- **DATA PROVIDED**
##########

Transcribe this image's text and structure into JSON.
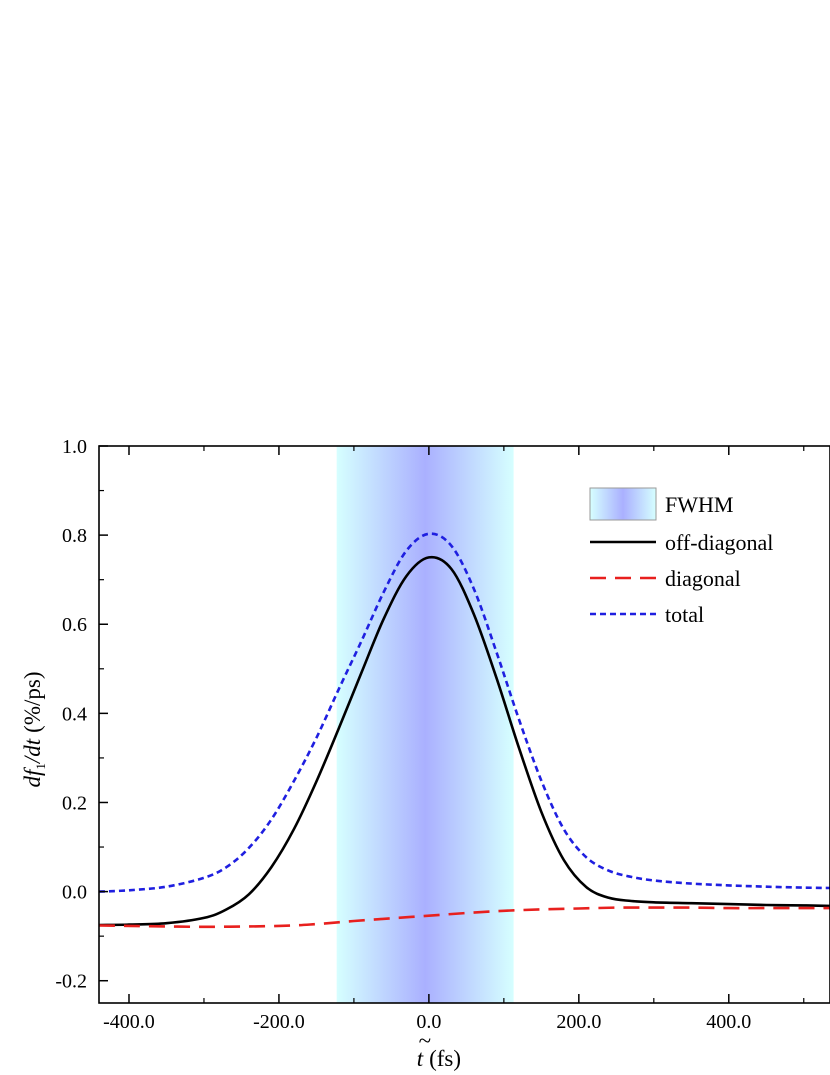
{
  "chart_data": {
    "type": "line",
    "xlabel_main": "t",
    "xlabel_accent": "~",
    "xlabel_unit": "(fs)",
    "ylabel_d1": "d",
    "ylabel_f": "f",
    "ylabel_sub": "1",
    "ylabel_d2": "/dt",
    "ylabel_unit": "(%/ps)",
    "xlim": [
      -440,
      535
    ],
    "ylim": [
      -0.25,
      1.0
    ],
    "xticks": [
      -400,
      -200,
      0,
      200,
      400
    ],
    "xtick_labels": [
      "-400.0",
      "-200.0",
      "0.0",
      "200.0",
      "400.0"
    ],
    "yticks": [
      -0.2,
      0.0,
      0.2,
      0.4,
      0.6,
      0.8,
      1.0
    ],
    "ytick_labels": [
      "-0.2",
      "0.0",
      "0.2",
      "0.4",
      "0.6",
      "0.8",
      "1.0"
    ],
    "fwhm_band": {
      "label": "FWHM",
      "x_start": -123,
      "x_end": 113,
      "color_edge": "#d6ffff",
      "color_center": "#aab0ff"
    },
    "legend_position": "top-right",
    "series": [
      {
        "name": "off-diagonal",
        "color": "#000000",
        "style": "solid",
        "x": [
          -440,
          -400,
          -350,
          -300,
          -270,
          -240,
          -210,
          -180,
          -150,
          -120,
          -90,
          -60,
          -30,
          0,
          30,
          60,
          90,
          120,
          150,
          180,
          210,
          240,
          270,
          300,
          350,
          400,
          450,
          500,
          535
        ],
        "y": [
          -0.075,
          -0.074,
          -0.071,
          -0.059,
          -0.04,
          -0.006,
          0.055,
          0.14,
          0.247,
          0.367,
          0.491,
          0.613,
          0.708,
          0.75,
          0.724,
          0.622,
          0.48,
          0.323,
          0.179,
          0.071,
          0.01,
          -0.014,
          -0.021,
          -0.024,
          -0.026,
          -0.028,
          -0.03,
          -0.031,
          -0.032
        ]
      },
      {
        "name": "diagonal",
        "color": "#e8201e",
        "style": "dashed",
        "x": [
          -440,
          -400,
          -300,
          -200,
          -150,
          -100,
          -50,
          0,
          50,
          100,
          150,
          200,
          250,
          300,
          350,
          400,
          450,
          500,
          535
        ],
        "y": [
          -0.076,
          -0.077,
          -0.079,
          -0.077,
          -0.073,
          -0.066,
          -0.06,
          -0.054,
          -0.048,
          -0.043,
          -0.04,
          -0.038,
          -0.036,
          -0.036,
          -0.036,
          -0.037,
          -0.037,
          -0.037,
          -0.037
        ]
      },
      {
        "name": "total",
        "color": "#1f1fe0",
        "style": "dotted",
        "x": [
          -440,
          -400,
          -350,
          -300,
          -270,
          -240,
          -210,
          -180,
          -150,
          -120,
          -90,
          -60,
          -30,
          0,
          30,
          60,
          90,
          120,
          150,
          180,
          210,
          240,
          270,
          300,
          350,
          400,
          450,
          500,
          535
        ],
        "y": [
          0.0,
          0.003,
          0.011,
          0.031,
          0.055,
          0.098,
          0.162,
          0.248,
          0.345,
          0.455,
          0.562,
          0.673,
          0.765,
          0.803,
          0.776,
          0.679,
          0.538,
          0.387,
          0.249,
          0.14,
          0.077,
          0.047,
          0.033,
          0.025,
          0.018,
          0.014,
          0.011,
          0.009,
          0.008
        ]
      }
    ]
  }
}
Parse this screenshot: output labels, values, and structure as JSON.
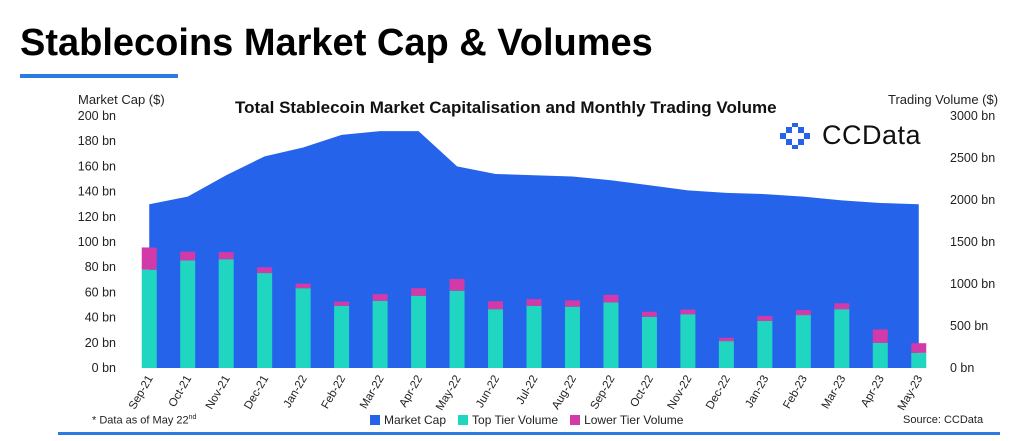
{
  "page": {
    "title": "Stablecoins Market Cap & Volumes",
    "footnote_prefix": "* Data as of May 22",
    "footnote_suffix": "nd",
    "source": "Source: CCData",
    "brand": "CCData"
  },
  "colors": {
    "market_cap": "#2563eb",
    "top_tier": "#21d6c0",
    "lower_tier": "#d13aa8",
    "accent_rule": "#2d7be0"
  },
  "chart_data": {
    "type": "bar",
    "title": "Total Stablecoin Market Capitalisation and Monthly Trading Volume",
    "categories": [
      "Sep-21",
      "Oct-21",
      "Nov-21",
      "Dec-21",
      "Jan-22",
      "Feb-22",
      "Mar-22",
      "Apr-22",
      "May-22",
      "Jun-22",
      "Jul-22",
      "Aug-22",
      "Sep-22",
      "Oct-22",
      "Nov-22",
      "Dec-22",
      "Jan-23",
      "Feb-23",
      "Mar-23",
      "Apr-23",
      "May-23"
    ],
    "left_axis": {
      "label": "Market Cap ($)",
      "ylim": [
        0,
        200
      ],
      "ticks": [
        0,
        20,
        40,
        60,
        80,
        100,
        120,
        140,
        160,
        180,
        200
      ],
      "tick_labels": [
        "0 bn",
        "20 bn",
        "40 bn",
        "60 bn",
        "80 bn",
        "100 bn",
        "120 bn",
        "140 bn",
        "160 bn",
        "180 bn",
        "200 bn"
      ]
    },
    "right_axis": {
      "label": "Trading Volume ($)",
      "ylim": [
        0,
        3000
      ],
      "ticks": [
        0,
        500,
        1000,
        1500,
        2000,
        2500,
        3000
      ],
      "tick_labels": [
        "0 bn",
        "500 bn",
        "1000 bn",
        "1500 bn",
        "2000 bn",
        "2500 bn",
        "3000 bn"
      ]
    },
    "area_series": {
      "name": "Market Cap",
      "axis": "left",
      "x": [
        0,
        1,
        2,
        3,
        4,
        5,
        6,
        7,
        8,
        9,
        10,
        11,
        12,
        13,
        14,
        15,
        16,
        17,
        18,
        19,
        20
      ],
      "values": [
        130,
        136,
        153,
        168,
        175,
        185,
        188,
        188,
        160,
        154,
        153,
        152,
        149,
        145,
        141,
        139,
        138,
        136,
        133,
        131,
        130
      ]
    },
    "bar_series": [
      {
        "name": "Top Tier Volume",
        "axis": "right",
        "values": [
          1170,
          1280,
          1295,
          1130,
          950,
          740,
          800,
          860,
          920,
          700,
          740,
          730,
          780,
          610,
          640,
          320,
          560,
          630,
          700,
          300,
          180
        ]
      },
      {
        "name": "Lower Tier Volume",
        "axis": "right",
        "values": [
          265,
          105,
          85,
          70,
          55,
          50,
          80,
          90,
          140,
          95,
          80,
          75,
          90,
          60,
          55,
          40,
          60,
          60,
          70,
          160,
          115
        ]
      }
    ],
    "legend": [
      "Market Cap",
      "Top Tier Volume",
      "Lower Tier Volume"
    ],
    "legend_position": "bottom",
    "grid": false
  }
}
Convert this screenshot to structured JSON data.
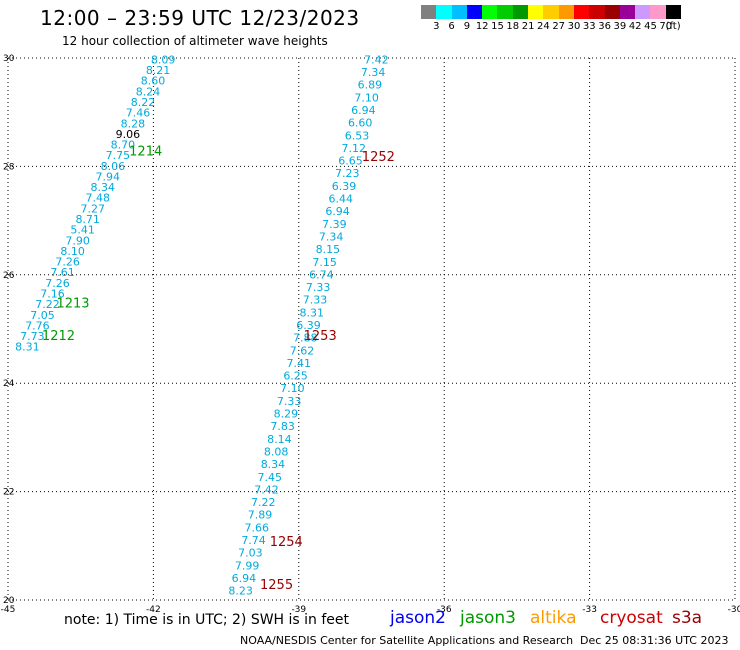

##########

- **WORK TO BE COMPLETED**
State the number of lines above that hold the string "Trading", with nothing added.

- **EXERCISE RESPONSE**
2